#### Information shown:

-=-=-

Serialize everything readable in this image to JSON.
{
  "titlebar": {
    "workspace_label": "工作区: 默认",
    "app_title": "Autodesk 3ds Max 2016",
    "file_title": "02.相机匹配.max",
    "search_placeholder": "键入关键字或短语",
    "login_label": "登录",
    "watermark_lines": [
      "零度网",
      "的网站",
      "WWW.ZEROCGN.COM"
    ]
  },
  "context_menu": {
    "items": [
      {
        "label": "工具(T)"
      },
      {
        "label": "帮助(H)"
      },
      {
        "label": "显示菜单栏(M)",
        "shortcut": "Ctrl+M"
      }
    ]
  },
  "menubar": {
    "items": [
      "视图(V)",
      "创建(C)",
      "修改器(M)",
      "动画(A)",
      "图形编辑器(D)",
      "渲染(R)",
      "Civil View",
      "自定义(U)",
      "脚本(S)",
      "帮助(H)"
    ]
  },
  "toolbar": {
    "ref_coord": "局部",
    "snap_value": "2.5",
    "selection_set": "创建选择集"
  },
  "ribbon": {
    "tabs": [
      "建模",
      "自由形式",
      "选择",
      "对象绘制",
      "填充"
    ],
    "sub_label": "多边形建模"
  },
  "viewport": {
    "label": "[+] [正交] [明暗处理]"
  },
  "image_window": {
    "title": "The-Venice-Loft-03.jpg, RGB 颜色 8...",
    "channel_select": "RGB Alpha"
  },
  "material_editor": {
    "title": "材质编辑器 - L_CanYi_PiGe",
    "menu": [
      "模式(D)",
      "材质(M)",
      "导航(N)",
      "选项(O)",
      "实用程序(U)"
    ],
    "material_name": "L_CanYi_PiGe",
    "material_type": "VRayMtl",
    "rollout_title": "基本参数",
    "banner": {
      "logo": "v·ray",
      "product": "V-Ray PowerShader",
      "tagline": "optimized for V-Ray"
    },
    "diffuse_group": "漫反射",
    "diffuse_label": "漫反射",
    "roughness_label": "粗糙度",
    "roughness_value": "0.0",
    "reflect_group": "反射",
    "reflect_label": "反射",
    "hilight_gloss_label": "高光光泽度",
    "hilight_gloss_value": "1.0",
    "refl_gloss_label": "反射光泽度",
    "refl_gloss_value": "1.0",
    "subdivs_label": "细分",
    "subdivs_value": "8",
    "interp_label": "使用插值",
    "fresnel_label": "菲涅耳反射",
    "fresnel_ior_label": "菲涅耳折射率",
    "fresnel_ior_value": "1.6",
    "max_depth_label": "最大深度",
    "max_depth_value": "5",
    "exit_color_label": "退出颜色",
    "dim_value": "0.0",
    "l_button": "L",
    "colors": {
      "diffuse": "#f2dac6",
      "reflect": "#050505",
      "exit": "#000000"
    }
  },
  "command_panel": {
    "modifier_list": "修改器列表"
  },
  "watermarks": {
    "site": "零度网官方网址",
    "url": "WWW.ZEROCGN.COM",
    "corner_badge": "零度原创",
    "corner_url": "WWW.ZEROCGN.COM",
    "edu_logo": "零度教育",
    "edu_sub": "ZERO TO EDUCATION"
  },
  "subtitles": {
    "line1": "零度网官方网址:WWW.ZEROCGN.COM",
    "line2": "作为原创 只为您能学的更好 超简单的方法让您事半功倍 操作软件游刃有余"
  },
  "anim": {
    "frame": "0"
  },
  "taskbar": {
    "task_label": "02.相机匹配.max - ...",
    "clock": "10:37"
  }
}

-=-=-

#### Task prompt:
Restate the whole of the material exactly.

#### Output:
Serialize everything readable in this image to JSON.
{
  "titlebar": {
    "workspace_label": "工作区: 默认",
    "app_title": "Autodesk 3ds Max 2016",
    "file_title": "02.相机匹配.max",
    "search_placeholder": "键入关键字或短语",
    "login_label": "登录",
    "watermark_lines": [
      "零度网",
      "的网站",
      "WWW.ZEROCGN.COM"
    ]
  },
  "context_menu": {
    "items": [
      {
        "label": "工具(T)"
      },
      {
        "label": "帮助(H)"
      },
      {
        "label": "显示菜单栏(M)",
        "shortcut": "Ctrl+M"
      }
    ]
  },
  "menubar": {
    "items": [
      "视图(V)",
      "创建(C)",
      "修改器(M)",
      "动画(A)",
      "图形编辑器(D)",
      "渲染(R)",
      "Civil View",
      "自定义(U)",
      "脚本(S)",
      "帮助(H)"
    ]
  },
  "toolbar": {
    "ref_coord": "局部",
    "snap_value": "2.5",
    "selection_set": "创建选择集"
  },
  "ribbon": {
    "tabs": [
      "建模",
      "自由形式",
      "选择",
      "对象绘制",
      "填充"
    ],
    "sub_label": "多边形建模"
  },
  "viewport": {
    "label": "[+] [正交] [明暗处理]"
  },
  "image_window": {
    "title": "The-Venice-Loft-03.jpg, RGB 颜色 8...",
    "channel_select": "RGB Alpha"
  },
  "material_editor": {
    "title": "材质编辑器 - L_CanYi_PiGe",
    "menu": [
      "模式(D)",
      "材质(M)",
      "导航(N)",
      "选项(O)",
      "实用程序(U)"
    ],
    "material_name": "L_CanYi_PiGe",
    "material_type": "VRayMtl",
    "rollout_title": "基本参数",
    "banner": {
      "logo": "v·ray",
      "product": "V-Ray PowerShader",
      "tagline": "optimized for V-Ray"
    },
    "diffuse_group": "漫反射",
    "diffuse_label": "漫反射",
    "roughness_label": "粗糙度",
    "roughness_value": "0.0",
    "reflect_group": "反射",
    "reflect_label": "反射",
    "hilight_gloss_label": "高光光泽度",
    "hilight_gloss_value": "1.0",
    "refl_gloss_label": "反射光泽度",
    "refl_gloss_value": "1.0",
    "subdivs_label": "细分",
    "subdivs_value": "8",
    "interp_label": "使用插值",
    "fresnel_label": "菲涅耳反射",
    "fresnel_ior_label": "菲涅耳折射率",
    "fresnel_ior_value": "1.6",
    "max_depth_label": "最大深度",
    "max_depth_value": "5",
    "exit_color_label": "退出颜色",
    "dim_value": "0.0",
    "l_button": "L",
    "colors": {
      "diffuse": "#f2dac6",
      "reflect": "#050505",
      "exit": "#000000"
    }
  },
  "command_panel": {
    "modifier_list": "修改器列表"
  },
  "watermarks": {
    "site": "零度网官方网址",
    "url": "WWW.ZEROCGN.COM",
    "corner_badge": "零度原创",
    "corner_url": "WWW.ZEROCGN.COM",
    "edu_logo": "零度教育",
    "edu_sub": "ZERO TO EDUCATION"
  },
  "subtitles": {
    "line1": "零度网官方网址:WWW.ZEROCGN.COM",
    "line2": "作为原创 只为您能学的更好 超简单的方法让您事半功倍 操作软件游刃有余"
  },
  "anim": {
    "frame": "0"
  },
  "taskbar": {
    "task_label": "02.相机匹配.max - ...",
    "clock": "10:37"
  }
}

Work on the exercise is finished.